STATED PROBLEM. Write out every record in full, exactly as written, please.

Items from a data source:
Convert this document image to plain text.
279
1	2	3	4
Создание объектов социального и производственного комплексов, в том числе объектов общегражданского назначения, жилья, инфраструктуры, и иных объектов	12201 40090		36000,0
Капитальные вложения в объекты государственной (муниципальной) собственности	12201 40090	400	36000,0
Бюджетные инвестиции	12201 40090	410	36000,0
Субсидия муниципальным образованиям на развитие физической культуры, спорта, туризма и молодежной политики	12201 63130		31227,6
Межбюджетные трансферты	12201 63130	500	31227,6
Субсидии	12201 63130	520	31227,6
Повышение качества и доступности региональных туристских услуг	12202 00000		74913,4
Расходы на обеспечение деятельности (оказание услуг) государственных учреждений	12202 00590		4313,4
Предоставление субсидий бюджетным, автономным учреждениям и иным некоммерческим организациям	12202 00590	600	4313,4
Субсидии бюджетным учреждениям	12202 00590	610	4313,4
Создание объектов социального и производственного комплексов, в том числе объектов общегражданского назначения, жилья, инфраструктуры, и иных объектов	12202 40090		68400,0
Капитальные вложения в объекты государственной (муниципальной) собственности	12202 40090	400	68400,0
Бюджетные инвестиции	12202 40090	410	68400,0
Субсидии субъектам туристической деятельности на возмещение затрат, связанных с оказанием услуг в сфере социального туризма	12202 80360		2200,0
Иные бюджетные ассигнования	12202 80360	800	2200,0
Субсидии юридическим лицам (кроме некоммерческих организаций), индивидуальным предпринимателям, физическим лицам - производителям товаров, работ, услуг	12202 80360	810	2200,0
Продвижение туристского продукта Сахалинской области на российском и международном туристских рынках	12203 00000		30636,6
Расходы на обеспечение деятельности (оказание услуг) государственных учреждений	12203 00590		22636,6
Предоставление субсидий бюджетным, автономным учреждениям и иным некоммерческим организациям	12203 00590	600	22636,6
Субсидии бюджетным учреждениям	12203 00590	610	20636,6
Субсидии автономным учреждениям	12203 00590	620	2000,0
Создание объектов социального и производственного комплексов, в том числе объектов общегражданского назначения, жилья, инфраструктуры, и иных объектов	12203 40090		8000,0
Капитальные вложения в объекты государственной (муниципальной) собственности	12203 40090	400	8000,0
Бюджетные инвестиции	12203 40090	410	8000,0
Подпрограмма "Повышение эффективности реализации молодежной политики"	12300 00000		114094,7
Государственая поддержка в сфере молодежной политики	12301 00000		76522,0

CORRECT RESPONSE.
Convert this document image to plain text.
279
1	2	3	4
Создание объектов социального и производственного комплексов, в том числе объектов общегражданского назначения, жилья, инфраструктуры, и иных объектов	12201 40090		36000,0
Капитальные вложения в объекты государственной (муниципальной) собственности	12201 40090	400	36000,0
Бюджетные инвестиции	12201 40090	410	36000,0
Субсидия муниципальным образованиям на развитие физической культуры, спорта, туризма и молодежной политики	12201 63130		31227,6
Межбюджетные трансферты	12201 63130	500	31227,6
Субсидии	12201 63130	520	31227,6
Повышение качества и доступности региональных туристских услуг	12202 00000		74913,4
Расходы на обеспечение деятельности (оказание услуг) государственных учреждений	12202 00590		4313,4
Предоставление субсидий бюджетным, автономным учреждениям и иным некоммерческим организациям	12202 00590	600	4313,4
Субсидии бюджетным учреждениям	12202 00590	610	4313,4
Создание объектов социального и производственного комплексов, в том числе объектов общегражданского назначения, жилья, инфраструктуры, и иных объектов	12202 40090		68400,0
Капитальные вложения в объекты государственной (муниципальной) собственности	12202 40090	400	68400,0
Бюджетные инвестиции	12202 40090	410	68400,0
Субсидии субъектам туристической деятельности на возмещение затрат, связанных с оказанием услуг в сфере социального туризма	12202 80360		2200,0
Иные бюджетные ассигнования	12202 80360	800	2200,0
Субсидии юридическим лицам (кроме некоммерческих организаций), индивидуальным предпринимателям, физическим лицам - производителям товаров, работ, услуг	12202 80360	810	2200,0
Продвижение туристского продукта Сахалинской области на российском и международном туристских рынках	12203 00000		30636,6
Расходы на обеспечение деятельности (оказание услуг) государственных учреждений	12203 00590		22636,6
Предоставление субсидий бюджетным, автономным учреждениям и иным некоммерческим организациям	12203 00590	600	22636,6
Субсидии бюджетным учреждениям	12203 00590	610	20636,6
Субсидии автономным учреждениям	12203 00590	620	2000,0
Создание объектов социального и производственного комплексов, в том числе объектов общегражданского назначения, жилья, инфраструктуры, и иных объектов	12203 40090		8000,0
Капитальные вложения в объекты государственной (муниципальной) собственности	12203 40090	400	8000,0
Бюджетные инвестиции	12203 40090	410	8000,0
Подпрограмма "Повышение эффективности реализации молодежной политики"	12300 00000		114094,7
Государственая поддержка в сфере молодежной политики	12301 00000		76522,0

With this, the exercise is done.